**Exercise objective**
Provide the count of lines that hold "Exchanges" and no other output.

★ ★ ★

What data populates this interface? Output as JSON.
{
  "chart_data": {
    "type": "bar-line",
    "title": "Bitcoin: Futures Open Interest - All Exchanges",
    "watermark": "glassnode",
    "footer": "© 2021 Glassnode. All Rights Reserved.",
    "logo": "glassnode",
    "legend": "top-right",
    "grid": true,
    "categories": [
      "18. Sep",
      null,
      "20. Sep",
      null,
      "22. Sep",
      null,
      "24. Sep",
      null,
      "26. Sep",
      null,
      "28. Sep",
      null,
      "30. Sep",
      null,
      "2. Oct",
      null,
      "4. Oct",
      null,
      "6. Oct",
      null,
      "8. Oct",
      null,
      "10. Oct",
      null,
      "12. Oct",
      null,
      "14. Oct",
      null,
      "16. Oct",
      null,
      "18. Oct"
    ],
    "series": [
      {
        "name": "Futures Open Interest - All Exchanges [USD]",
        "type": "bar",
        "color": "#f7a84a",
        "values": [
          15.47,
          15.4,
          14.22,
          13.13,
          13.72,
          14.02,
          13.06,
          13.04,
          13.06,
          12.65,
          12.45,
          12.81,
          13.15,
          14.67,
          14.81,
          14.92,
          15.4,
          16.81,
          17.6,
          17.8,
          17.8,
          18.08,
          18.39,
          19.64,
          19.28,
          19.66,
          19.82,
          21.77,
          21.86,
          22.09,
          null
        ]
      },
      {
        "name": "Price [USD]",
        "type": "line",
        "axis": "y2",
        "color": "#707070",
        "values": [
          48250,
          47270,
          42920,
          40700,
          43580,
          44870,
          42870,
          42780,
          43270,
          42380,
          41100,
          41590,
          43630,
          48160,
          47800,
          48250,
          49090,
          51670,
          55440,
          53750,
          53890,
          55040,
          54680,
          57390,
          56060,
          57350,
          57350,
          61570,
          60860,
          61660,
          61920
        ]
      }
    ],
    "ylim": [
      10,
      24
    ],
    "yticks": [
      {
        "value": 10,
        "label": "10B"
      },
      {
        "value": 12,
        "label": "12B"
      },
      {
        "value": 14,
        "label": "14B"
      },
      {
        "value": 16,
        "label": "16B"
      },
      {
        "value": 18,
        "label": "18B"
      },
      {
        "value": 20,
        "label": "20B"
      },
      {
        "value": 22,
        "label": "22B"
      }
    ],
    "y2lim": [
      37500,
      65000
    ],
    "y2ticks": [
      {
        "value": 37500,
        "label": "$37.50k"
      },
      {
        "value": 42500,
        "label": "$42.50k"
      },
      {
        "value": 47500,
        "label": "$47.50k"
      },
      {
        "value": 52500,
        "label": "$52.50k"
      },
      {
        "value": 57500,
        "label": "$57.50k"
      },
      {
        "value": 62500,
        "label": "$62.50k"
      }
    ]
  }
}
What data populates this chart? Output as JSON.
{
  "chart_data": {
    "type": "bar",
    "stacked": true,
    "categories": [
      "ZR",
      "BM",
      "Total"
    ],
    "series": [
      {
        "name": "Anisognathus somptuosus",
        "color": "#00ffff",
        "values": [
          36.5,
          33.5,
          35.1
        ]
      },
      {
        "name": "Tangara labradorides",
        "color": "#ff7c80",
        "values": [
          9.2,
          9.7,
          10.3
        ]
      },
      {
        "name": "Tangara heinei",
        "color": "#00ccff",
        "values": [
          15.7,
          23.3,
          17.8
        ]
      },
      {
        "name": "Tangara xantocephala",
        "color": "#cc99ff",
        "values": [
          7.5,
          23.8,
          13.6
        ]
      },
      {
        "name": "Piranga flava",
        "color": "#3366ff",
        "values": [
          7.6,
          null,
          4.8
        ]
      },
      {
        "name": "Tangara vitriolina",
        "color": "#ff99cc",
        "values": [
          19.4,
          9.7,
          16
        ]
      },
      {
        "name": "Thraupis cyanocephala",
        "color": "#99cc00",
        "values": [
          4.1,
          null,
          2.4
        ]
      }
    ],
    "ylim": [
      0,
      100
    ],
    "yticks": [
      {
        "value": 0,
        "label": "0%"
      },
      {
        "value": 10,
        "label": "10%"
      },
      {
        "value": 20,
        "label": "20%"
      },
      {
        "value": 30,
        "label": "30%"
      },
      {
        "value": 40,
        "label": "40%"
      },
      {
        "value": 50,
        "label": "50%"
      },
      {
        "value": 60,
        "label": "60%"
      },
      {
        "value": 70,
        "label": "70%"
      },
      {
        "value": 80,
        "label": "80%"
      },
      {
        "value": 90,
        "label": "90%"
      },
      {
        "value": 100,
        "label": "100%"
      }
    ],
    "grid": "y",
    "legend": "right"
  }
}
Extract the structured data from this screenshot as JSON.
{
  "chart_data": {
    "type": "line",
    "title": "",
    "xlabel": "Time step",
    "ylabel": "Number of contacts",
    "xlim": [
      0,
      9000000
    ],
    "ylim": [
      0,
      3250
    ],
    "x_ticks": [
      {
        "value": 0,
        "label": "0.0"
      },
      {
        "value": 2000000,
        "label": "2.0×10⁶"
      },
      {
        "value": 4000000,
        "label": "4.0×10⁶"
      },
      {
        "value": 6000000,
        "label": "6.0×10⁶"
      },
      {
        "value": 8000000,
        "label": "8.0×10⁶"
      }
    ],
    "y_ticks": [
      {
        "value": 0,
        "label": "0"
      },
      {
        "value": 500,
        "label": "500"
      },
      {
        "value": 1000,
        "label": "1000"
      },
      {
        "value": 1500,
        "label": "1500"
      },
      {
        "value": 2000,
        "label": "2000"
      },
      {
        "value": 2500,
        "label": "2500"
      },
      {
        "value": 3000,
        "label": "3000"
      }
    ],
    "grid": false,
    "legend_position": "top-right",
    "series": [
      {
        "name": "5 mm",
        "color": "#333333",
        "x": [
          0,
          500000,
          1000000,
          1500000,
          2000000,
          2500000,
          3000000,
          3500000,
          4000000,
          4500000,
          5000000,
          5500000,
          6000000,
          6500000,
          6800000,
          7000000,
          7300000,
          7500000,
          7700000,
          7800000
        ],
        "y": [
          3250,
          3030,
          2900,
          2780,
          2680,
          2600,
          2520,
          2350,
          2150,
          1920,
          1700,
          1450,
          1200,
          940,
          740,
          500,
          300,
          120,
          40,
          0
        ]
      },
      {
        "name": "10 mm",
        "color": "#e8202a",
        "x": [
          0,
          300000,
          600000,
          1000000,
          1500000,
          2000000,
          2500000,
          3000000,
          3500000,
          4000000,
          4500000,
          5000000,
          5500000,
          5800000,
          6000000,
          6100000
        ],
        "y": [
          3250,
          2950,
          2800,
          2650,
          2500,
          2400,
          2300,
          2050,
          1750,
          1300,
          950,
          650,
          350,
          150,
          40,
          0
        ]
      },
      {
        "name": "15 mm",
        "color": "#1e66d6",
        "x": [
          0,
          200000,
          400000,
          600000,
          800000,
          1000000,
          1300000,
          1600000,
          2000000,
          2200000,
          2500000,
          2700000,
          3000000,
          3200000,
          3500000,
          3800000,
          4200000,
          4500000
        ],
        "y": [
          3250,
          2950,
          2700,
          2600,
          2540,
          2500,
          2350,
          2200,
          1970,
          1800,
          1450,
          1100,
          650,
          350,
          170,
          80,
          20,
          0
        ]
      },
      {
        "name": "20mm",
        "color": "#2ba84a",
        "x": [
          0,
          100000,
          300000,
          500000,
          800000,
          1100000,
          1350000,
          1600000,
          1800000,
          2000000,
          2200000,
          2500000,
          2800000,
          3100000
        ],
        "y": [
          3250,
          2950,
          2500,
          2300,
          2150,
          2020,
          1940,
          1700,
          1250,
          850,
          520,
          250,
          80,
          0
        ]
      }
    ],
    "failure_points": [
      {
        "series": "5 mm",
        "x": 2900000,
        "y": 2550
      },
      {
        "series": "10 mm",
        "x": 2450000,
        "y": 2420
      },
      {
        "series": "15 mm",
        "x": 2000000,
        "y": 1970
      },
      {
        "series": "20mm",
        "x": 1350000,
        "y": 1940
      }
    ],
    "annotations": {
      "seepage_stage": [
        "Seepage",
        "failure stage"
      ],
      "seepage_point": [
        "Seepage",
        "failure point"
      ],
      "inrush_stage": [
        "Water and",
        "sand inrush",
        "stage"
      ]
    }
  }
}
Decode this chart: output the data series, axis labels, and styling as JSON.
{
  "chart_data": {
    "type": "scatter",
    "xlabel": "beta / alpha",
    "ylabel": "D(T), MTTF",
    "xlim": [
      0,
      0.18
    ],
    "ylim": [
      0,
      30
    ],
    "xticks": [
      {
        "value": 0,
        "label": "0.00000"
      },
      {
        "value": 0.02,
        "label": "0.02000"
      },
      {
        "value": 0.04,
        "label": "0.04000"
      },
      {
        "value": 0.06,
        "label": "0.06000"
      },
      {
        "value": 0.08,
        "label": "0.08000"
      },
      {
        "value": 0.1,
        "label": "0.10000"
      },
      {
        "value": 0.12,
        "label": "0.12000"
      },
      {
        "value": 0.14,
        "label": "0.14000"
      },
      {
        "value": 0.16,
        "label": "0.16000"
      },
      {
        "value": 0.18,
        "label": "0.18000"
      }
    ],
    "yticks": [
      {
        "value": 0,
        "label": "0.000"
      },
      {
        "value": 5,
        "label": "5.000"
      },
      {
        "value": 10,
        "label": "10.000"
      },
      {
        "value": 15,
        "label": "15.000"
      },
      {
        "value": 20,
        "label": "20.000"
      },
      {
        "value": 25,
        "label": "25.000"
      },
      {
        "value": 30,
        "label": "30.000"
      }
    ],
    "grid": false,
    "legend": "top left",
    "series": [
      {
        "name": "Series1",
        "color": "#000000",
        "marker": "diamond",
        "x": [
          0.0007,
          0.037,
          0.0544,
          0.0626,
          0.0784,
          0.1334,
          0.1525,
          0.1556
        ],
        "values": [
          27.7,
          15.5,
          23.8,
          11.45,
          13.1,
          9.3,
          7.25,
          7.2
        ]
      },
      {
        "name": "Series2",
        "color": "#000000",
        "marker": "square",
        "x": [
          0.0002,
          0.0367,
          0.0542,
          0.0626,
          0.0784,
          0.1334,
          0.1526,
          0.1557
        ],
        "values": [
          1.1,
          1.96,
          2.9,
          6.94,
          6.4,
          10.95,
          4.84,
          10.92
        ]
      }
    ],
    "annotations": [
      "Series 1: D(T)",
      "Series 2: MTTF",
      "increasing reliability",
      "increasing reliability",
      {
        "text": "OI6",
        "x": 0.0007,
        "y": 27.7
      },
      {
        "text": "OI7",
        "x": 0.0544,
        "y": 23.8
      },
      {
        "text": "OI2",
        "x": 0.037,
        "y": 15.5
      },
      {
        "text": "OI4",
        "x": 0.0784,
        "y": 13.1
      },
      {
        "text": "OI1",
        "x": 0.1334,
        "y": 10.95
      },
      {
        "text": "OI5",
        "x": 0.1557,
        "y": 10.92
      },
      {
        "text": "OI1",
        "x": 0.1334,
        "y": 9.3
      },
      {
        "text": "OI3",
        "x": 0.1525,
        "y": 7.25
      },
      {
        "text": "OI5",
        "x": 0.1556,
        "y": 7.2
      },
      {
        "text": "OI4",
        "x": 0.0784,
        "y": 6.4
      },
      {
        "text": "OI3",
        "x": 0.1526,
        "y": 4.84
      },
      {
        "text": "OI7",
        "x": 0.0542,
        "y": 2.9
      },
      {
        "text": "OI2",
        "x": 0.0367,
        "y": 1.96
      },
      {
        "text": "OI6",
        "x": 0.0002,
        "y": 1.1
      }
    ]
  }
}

★ ★ ★

**Result below**
2